**Dataset content:**
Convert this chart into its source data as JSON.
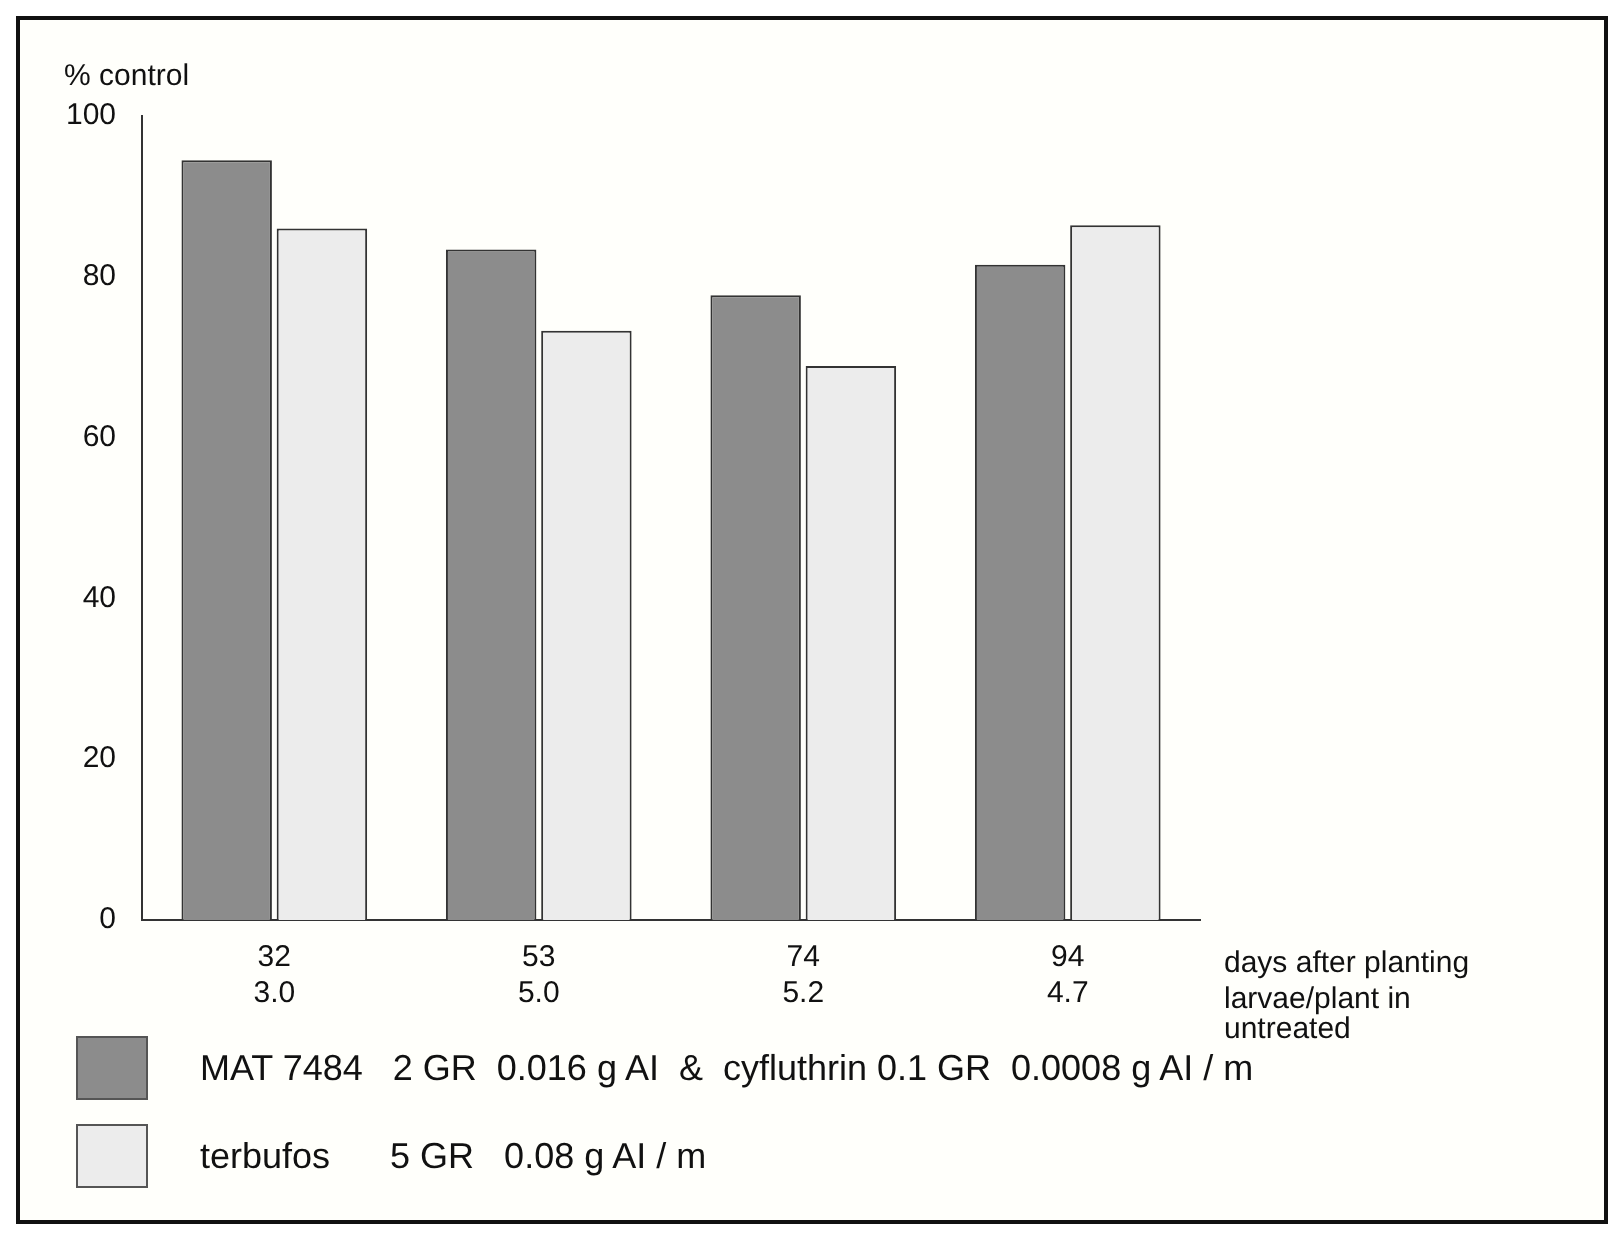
{
  "chart_data": {
    "type": "bar",
    "ylabel": "% control",
    "xlabel": "days after planting",
    "categories": [
      "32\n3.0",
      "53\n5.0",
      "74\n5.2",
      "94\n4.7"
    ],
    "series": [
      {
        "name": "MAT 7484   2 GR  0.016 g AI  &  cyfluthrin 0.1 GR  0.0008 g AI / m",
        "color": "#8c8c8c",
        "values": [
          94.5,
          83.4,
          77.7,
          81.5
        ]
      },
      {
        "name": "terbufos      5 GR   0.08 g AI / m",
        "color": "#ececec",
        "values": [
          86,
          73.3,
          68.9,
          86.4
        ]
      }
    ],
    "annotations": [
      "larvae/plant in\nuntreated"
    ],
    "ylim": [
      0,
      100
    ],
    "yticks": [
      0,
      20,
      40,
      60,
      80,
      100
    ],
    "grid": false,
    "legend": "bottom"
  }
}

**Your objective:** Reproduce all of the data exactly, omitting each picture it holds.

**Answer in full:**
Convert this chart into its source data as JSON.
{
  "chart_data": {
    "type": "bar",
    "ylabel": "% control",
    "xlabel": "days after planting",
    "categories": [
      "32\n3.0",
      "53\n5.0",
      "74\n5.2",
      "94\n4.7"
    ],
    "series": [
      {
        "name": "MAT 7484   2 GR  0.016 g AI  &  cyfluthrin 0.1 GR  0.0008 g AI / m",
        "color": "#8c8c8c",
        "values": [
          94.5,
          83.4,
          77.7,
          81.5
        ]
      },
      {
        "name": "terbufos      5 GR   0.08 g AI / m",
        "color": "#ececec",
        "values": [
          86,
          73.3,
          68.9,
          86.4
        ]
      }
    ],
    "annotations": [
      "larvae/plant in\nuntreated"
    ],
    "ylim": [
      0,
      100
    ],
    "yticks": [
      0,
      20,
      40,
      60,
      80,
      100
    ],
    "grid": false,
    "legend": "bottom"
  }
}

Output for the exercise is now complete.